> _СТАТЬЯ_
________

Эта система не столько отправной пункт, сколько жизненная стихия доказательств»
[14].
Разные направления лингвистической науки интересуются
разными аспектами этого сложного явления: «С позиций прагмалингвистики дискурс
представляет собой интерактивную деятельность участников общения, установление
и поддержание контакта, эмоциональный и информационный обмен, оказание
воздействия друг на друга, переплетение моментально меняющихся коммуникативных
стратегий и их вербальных и невербальных воплощений в практике общения,
определение коммуникативных ходов в единстве их эксплицитного и имплицитного
содержания. С позиций психолингвистики дискурс интересен как развертывание
переключений от внутреннего кода к внешней вербализации в процессах порождения
речи и ее интерпретации с учетом социально-психологических типов языковых
личностей, ролевых установок и предписаний. Психолингвистов интересуют также
типы речевых ошибок и нарушений коммуникативной компетенции.

________

> _ПЕРЕЧЕНЬ_
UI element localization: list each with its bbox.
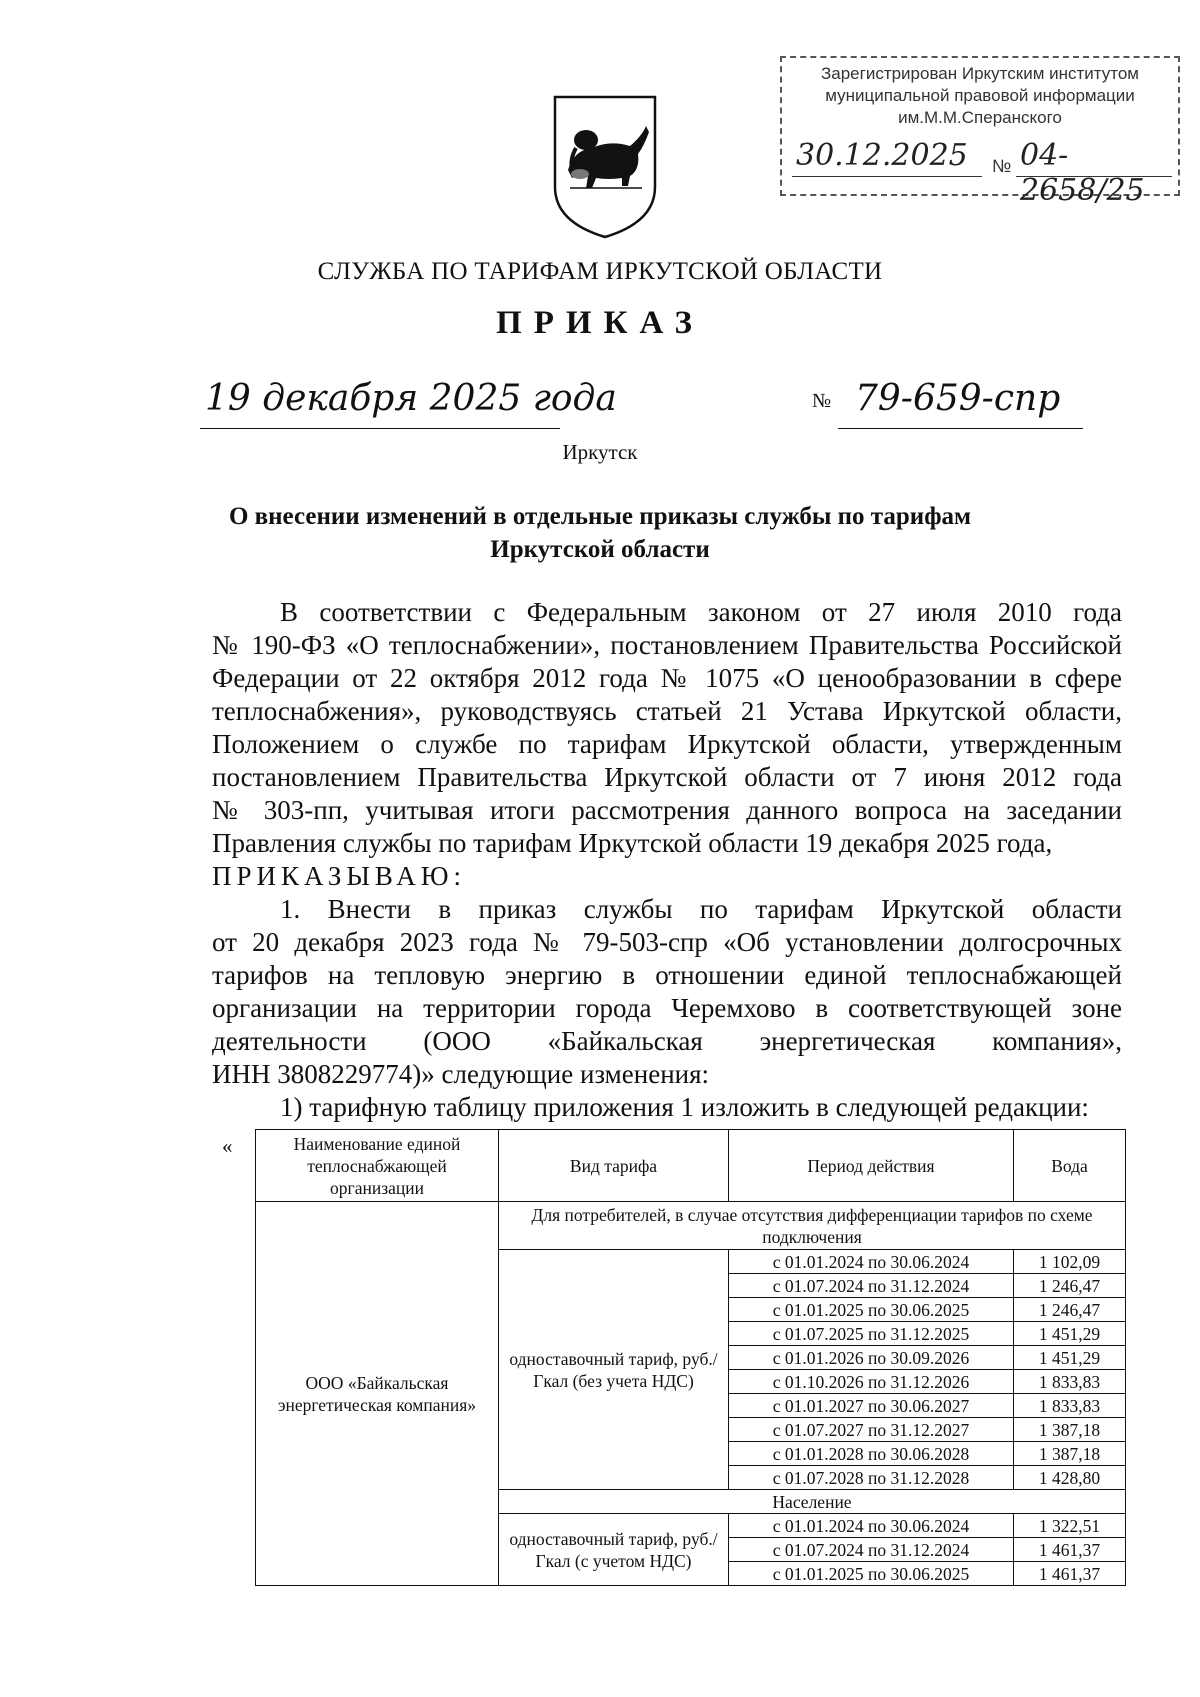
period-cell: с 01.07.2027 по 31.12.2027 — [729, 1418, 1014, 1442]
stamp-number: 04-2658/25 — [1020, 138, 1145, 208]
value-cell: 1 451,29 — [1014, 1322, 1126, 1346]
para1-line-7: № 303-пп, учитывая итоги рассмотрения данного вопроса на заседании — [212, 795, 1122, 825]
item1-line-1: 1. Внести в приказ службы по тарифам Иркутской области — [280, 894, 1122, 924]
header-period: Период действия — [729, 1130, 1014, 1202]
header-tariff-type: Вид тарифа — [499, 1130, 729, 1202]
table-row — [256, 1202, 1126, 1250]
table-open-quote: « — [222, 1134, 233, 1158]
document-title-line-2: Иркутской области — [490, 536, 710, 563]
item1-line-6: ИНН 3808229774)» следующие изменения: — [212, 1059, 710, 1089]
table-header-row — [256, 1130, 1126, 1202]
document-title — [0, 500, 1200, 566]
stamp-line-3: им.М.М.Сперанского — [898, 108, 1062, 127]
stamp-line-1: Зарегистрирован Иркутским институтом — [820, 64, 1139, 83]
para1-line-4: теплоснабжения», руководствуясь статьей 21 Устава Иркутской области, — [212, 696, 1122, 726]
para1-line-8: Правления службы по тарифам Иркутской области 19 декабря 2025 года, — [212, 828, 1053, 858]
subitem1-line: 1) тарифную таблицу приложения 1 изложить в следующей редакции: — [280, 1092, 1089, 1122]
para1-line-3: Федерации от 22 октября 2012 года № 1075 «О ценообразовании в сфере — [212, 663, 1122, 693]
stamp-number-label: № — [992, 156, 1012, 176]
coat-of-arms-icon — [550, 92, 660, 242]
para1-line-2: № 190-ФЗ «О теплоснабжении», постановлением Правительства Российской — [212, 630, 1122, 660]
para1-line-6: постановлением Правительства Иркутской области от 7 июня 2012 года — [212, 762, 1122, 792]
value-cell: 1 461,37 — [1014, 1562, 1126, 1586]
value-cell: 1 322,51 — [1014, 1514, 1126, 1538]
period-cell: с 01.07.2028 по 31.12.2028 — [729, 1466, 1014, 1490]
period-cell: с 01.01.2025 по 30.06.2025 — [729, 1298, 1014, 1322]
section1-title: Для потребителей, в случае отсутствия дифференциации тарифов по схеме подключения — [499, 1202, 1126, 1250]
value-cell: 1 387,18 — [1014, 1442, 1126, 1466]
period-cell: с 01.01.2024 по 30.06.2024 — [729, 1514, 1014, 1538]
para1-line-1: В соответствии с Федеральным законом от 27 июля 2010 года — [280, 597, 1122, 627]
para1-line-5: Положением о службе по тарифам Иркутской области, утвержденным — [212, 729, 1122, 759]
period-cell: с 01.01.2028 по 30.06.2028 — [729, 1442, 1014, 1466]
value-cell: 1 246,47 — [1014, 1298, 1126, 1322]
period-cell: с 01.01.2025 по 30.06.2025 — [729, 1562, 1014, 1586]
item1-line-4: организации на территории города Черемхово в соответствующей зоне — [212, 993, 1122, 1023]
item1-line-5: деятельности (ООО «Байкальская энергетическая компания», — [212, 1026, 1122, 1056]
registration-stamp — [780, 56, 1180, 208]
section1-tariff-type: одноставочный тариф, руб./Гкал (без учета НДС) — [499, 1250, 729, 1490]
period-cell: с 01.01.2024 по 30.06.2024 — [729, 1250, 1014, 1274]
period-cell: с 01.07.2024 по 31.12.2024 — [729, 1274, 1014, 1298]
order-number: 79-659-спр — [855, 378, 1061, 419]
period-cell: с 01.01.2026 по 30.09.2026 — [729, 1346, 1014, 1370]
value-cell: 1 387,18 — [1014, 1418, 1126, 1442]
order-number-rule — [838, 428, 1083, 429]
value-cell: 1 102,09 — [1014, 1250, 1126, 1274]
section2-tariff-type: одноставочный тариф, руб./Гкал (с учетом НДС) — [499, 1514, 729, 1586]
value-cell: 1 461,37 — [1014, 1538, 1126, 1562]
value-cell: 1 451,29 — [1014, 1346, 1126, 1370]
value-cell: 1 428,80 — [1014, 1466, 1126, 1490]
value-cell: 1 833,83 — [1014, 1394, 1126, 1418]
header-org: Наименование единой теплоснабжающей организации — [256, 1130, 499, 1202]
organization-name: СЛУЖБА ПО ТАРИФАМ ИРКУТСКОЙ ОБЛАСТИ — [317, 258, 883, 285]
header-water: Вода — [1014, 1130, 1126, 1202]
section2-title: Население — [499, 1490, 1126, 1514]
order-word: ПРИКАЗЫВАЮ: — [212, 861, 466, 891]
tariff-table — [255, 1129, 1126, 1586]
period-cell: с 01.10.2026 по 31.12.2026 — [729, 1370, 1014, 1394]
period-cell: с 01.07.2024 по 31.12.2024 — [729, 1538, 1014, 1562]
org-name-cell: ООО «Байкальская энергетическая компания» — [256, 1202, 499, 1586]
city: Иркутск — [562, 440, 638, 464]
stamp-date-rule — [792, 176, 982, 177]
value-cell: 1 246,47 — [1014, 1274, 1126, 1298]
period-cell: с 01.07.2025 по 31.12.2025 — [729, 1322, 1014, 1346]
stamp-number-rule — [1016, 176, 1172, 177]
item1-line-3: тарифов на тепловую энергию в отношении единой теплоснабжающей — [212, 960, 1122, 990]
order-date-rule — [200, 428, 560, 429]
order-date: 19 декабря 2025 года — [205, 378, 617, 419]
document-type: ПРИКАЗ — [496, 305, 704, 341]
item1-line-2: от 20 декабря 2023 года № 79-503-спр «Об установлении долгосрочных — [212, 927, 1122, 957]
order-number-label: № — [812, 390, 832, 412]
stamp-date: 30.12.2025 — [796, 138, 968, 173]
value-cell: 1 833,83 — [1014, 1370, 1126, 1394]
period-cell: с 01.01.2027 по 30.06.2027 — [729, 1394, 1014, 1418]
stamp-line-2: муниципальной правовой информации — [825, 86, 1135, 105]
document-title-line-1: О внесении изменений в отдельные приказы службы по тарифам — [228, 503, 972, 530]
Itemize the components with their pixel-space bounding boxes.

________

> _ЧТО НУЖНО СДЕЛАТЬ_
1 – Какие типы ошибок и нарушений, помимо прочего, интересуют психолингвистов, согласно тексту о дискурсе?
2 – Продолжите текст о дискурсе после его последнего предложения.

> _РЕЗУЛЬТАТЫ ПО ЗАДАНИЯМ_
1 – Типы речевых ошибок и нарушений коммуникативной компетенции.

2 –
Лингвостилистический анализ дискурса сориентирован на выделение регистров
общения, разграничение устной и письменной речи в их жанровых разновидностях,
определение функциональных параметров общения на основе его единиц
(характеристика функциональных стилей). Структурно-лингвистическое описание
дискурса предполагает его сегментацию и направлено на освещение собственно
текстовых особенностей общения – содержательная и формальная связность
дискурса, способы переключения темы, модальные ограничители (hedges), большие и
малые текстовые блоки, дискурсивная полифония как общение одновременно на
нескольких уровнях глубины текста. Лингвокультурное изучение дискурса имеет
целью установить специфику общения в рамках определенного этноса, определить
формульные модели этикета и речевого поведения в целом, охарактеризовать
культурные доминанты соответствующего сообщества в виде концептов как единиц
ментальной сферы, выявить способы обращения к прецедентным текстам для данной
культуры. Дискурс как когнитивно-семантическое явление изучается в виде
фреймов, сценариев, ментальных схем, когниотипов, т.е. различных моделей репрезентации
общения в сознании. Социолингвистический подход к исследованию дискурса
предполагает анализ участников общения как представителей той или иной
социальной группы и анализ обстоятельств общения в широком социокультурном
контексте» [15].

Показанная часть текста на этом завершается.